◆ **Your instructions**
Go through the entries below and count the lines holding the word "High". Reply with only the number, please.

## START Task material

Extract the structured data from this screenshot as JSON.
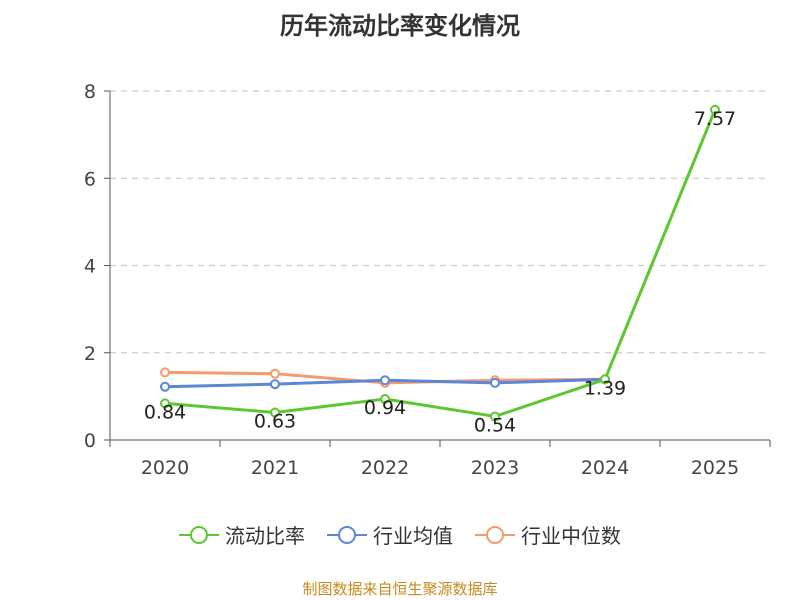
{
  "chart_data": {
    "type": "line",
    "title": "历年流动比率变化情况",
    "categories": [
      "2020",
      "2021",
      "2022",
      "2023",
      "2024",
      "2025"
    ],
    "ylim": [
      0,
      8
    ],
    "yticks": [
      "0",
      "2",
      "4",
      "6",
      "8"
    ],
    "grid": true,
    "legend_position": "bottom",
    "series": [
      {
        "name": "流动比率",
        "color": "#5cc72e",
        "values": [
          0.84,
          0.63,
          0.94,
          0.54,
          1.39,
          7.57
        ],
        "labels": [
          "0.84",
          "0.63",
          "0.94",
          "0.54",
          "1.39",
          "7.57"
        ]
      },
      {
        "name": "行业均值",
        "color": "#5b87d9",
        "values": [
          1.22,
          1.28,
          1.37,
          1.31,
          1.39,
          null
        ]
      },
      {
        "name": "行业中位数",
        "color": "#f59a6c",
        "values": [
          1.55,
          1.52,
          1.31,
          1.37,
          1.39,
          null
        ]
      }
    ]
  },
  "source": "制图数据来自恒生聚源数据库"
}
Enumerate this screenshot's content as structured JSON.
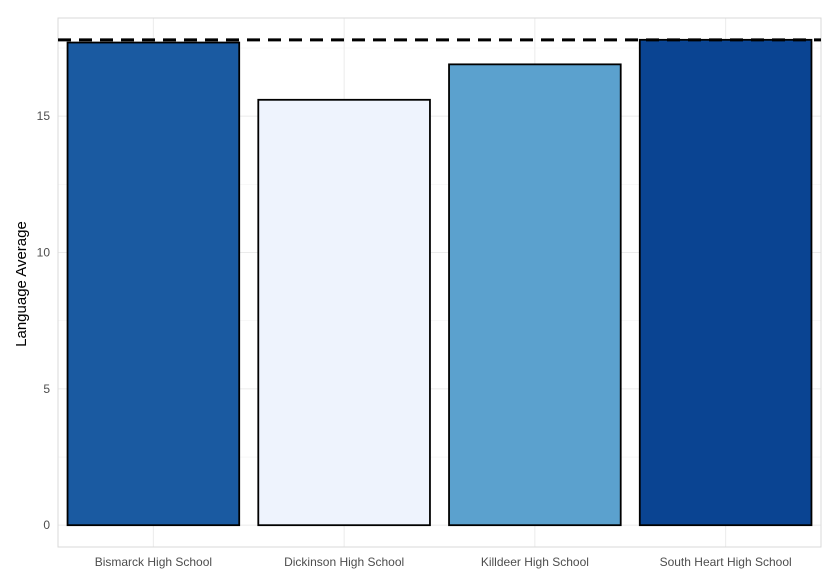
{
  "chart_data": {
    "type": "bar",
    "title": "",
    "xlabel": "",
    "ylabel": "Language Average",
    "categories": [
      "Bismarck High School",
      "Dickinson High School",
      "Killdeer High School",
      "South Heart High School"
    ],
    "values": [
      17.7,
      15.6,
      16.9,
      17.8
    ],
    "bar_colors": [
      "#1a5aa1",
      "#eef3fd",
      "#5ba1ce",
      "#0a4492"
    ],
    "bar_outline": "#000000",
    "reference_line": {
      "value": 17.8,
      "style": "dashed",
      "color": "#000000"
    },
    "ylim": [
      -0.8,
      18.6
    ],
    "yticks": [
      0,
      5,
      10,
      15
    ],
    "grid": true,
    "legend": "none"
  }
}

## END Task material
## START Task material

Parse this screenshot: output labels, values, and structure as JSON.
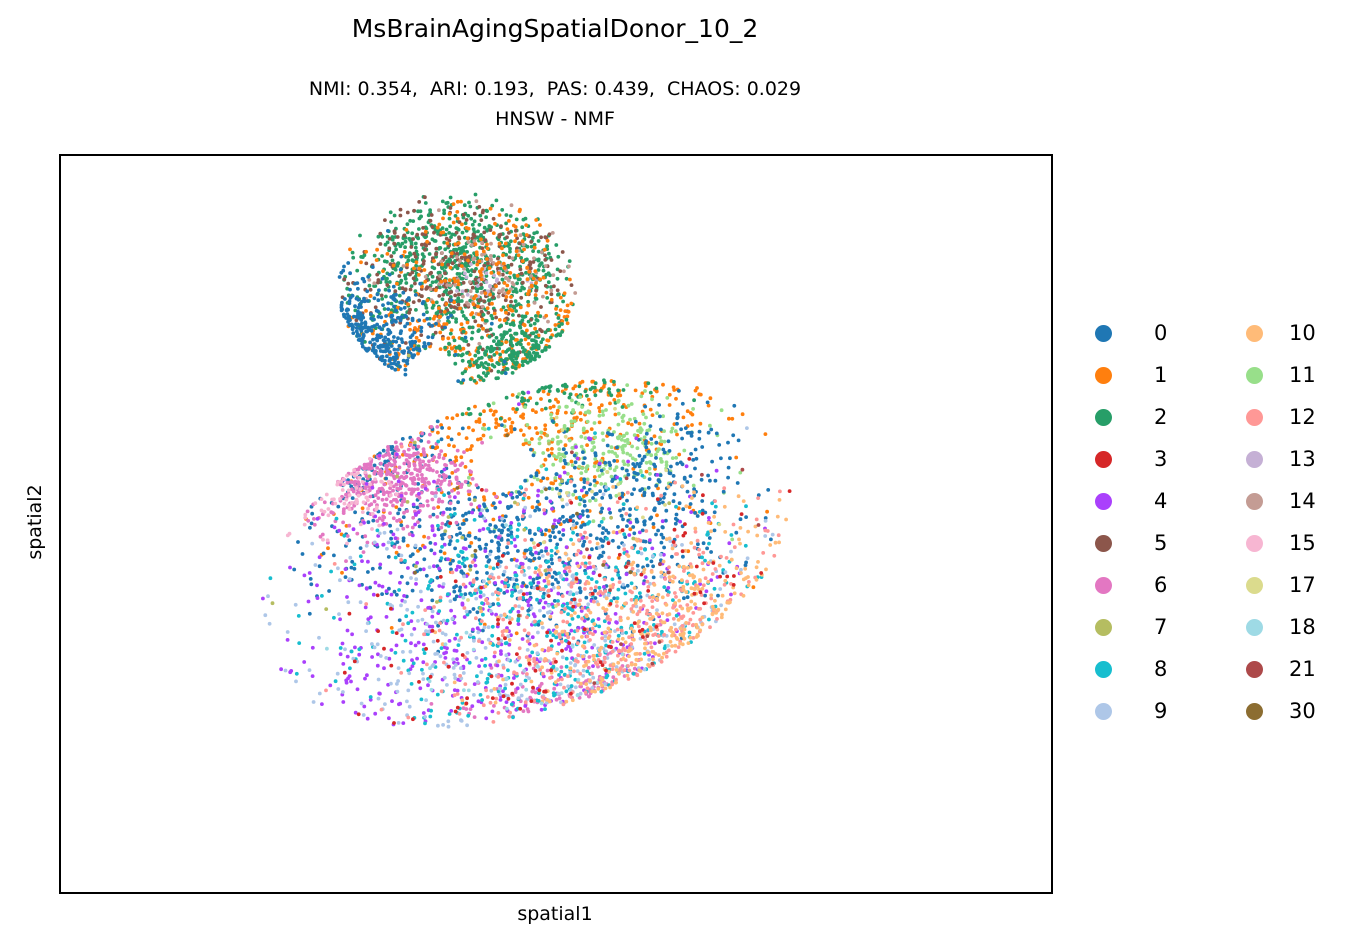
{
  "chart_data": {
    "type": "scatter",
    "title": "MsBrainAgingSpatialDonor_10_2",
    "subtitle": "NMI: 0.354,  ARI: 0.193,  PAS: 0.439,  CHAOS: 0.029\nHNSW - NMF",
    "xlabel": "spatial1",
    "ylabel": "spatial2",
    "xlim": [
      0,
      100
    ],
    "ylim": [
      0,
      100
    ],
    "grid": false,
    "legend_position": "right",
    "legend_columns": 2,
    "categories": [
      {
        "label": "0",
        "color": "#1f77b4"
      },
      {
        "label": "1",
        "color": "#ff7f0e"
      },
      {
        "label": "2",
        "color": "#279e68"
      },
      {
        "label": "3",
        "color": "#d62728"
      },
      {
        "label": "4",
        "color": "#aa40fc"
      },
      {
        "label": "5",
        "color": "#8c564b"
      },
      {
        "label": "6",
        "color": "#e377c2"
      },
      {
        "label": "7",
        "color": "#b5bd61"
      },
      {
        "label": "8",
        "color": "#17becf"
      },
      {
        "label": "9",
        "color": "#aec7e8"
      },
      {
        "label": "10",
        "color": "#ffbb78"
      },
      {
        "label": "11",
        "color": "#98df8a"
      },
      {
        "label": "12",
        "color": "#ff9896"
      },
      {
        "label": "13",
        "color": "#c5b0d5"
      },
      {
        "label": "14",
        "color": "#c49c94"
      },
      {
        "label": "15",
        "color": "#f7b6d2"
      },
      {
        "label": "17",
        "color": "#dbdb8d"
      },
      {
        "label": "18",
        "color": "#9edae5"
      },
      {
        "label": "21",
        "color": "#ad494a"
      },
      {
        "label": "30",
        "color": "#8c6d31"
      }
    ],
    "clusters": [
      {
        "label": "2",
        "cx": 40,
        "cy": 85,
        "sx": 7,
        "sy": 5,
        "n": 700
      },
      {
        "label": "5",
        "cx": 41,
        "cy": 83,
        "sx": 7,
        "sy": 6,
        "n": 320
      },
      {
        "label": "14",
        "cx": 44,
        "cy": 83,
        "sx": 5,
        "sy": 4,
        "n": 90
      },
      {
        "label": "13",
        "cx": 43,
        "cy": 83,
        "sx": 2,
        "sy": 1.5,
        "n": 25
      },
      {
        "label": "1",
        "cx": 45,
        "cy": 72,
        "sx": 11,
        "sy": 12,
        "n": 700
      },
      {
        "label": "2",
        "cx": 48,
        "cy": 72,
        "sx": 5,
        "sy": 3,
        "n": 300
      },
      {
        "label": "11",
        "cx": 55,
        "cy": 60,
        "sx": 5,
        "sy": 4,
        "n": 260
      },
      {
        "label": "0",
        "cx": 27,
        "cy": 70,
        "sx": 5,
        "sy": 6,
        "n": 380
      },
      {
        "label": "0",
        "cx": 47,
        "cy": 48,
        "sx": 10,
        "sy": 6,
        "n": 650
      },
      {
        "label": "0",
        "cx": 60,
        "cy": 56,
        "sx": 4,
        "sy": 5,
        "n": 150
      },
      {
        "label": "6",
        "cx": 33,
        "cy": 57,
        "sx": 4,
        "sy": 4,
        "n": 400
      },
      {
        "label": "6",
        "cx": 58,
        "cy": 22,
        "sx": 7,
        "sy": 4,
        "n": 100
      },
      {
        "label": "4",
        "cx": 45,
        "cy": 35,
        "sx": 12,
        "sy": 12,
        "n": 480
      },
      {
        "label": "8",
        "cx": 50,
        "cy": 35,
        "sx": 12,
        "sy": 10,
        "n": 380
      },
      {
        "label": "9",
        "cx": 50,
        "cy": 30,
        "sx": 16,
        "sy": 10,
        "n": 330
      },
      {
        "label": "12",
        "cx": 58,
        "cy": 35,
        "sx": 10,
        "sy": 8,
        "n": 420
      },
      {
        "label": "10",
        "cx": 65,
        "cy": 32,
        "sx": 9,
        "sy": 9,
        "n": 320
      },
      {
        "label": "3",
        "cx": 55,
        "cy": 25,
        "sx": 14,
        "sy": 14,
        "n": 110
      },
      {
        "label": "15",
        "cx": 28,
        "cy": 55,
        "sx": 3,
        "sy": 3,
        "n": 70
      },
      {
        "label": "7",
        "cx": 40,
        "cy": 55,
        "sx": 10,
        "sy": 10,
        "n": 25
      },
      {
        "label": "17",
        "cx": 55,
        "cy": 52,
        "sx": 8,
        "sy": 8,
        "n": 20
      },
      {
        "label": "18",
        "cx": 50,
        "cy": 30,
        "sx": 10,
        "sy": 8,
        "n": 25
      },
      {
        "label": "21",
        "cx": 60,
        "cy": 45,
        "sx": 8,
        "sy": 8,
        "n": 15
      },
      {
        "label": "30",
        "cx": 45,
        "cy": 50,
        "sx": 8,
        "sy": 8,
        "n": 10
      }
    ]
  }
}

## END Task material

◆ **Full answer**
4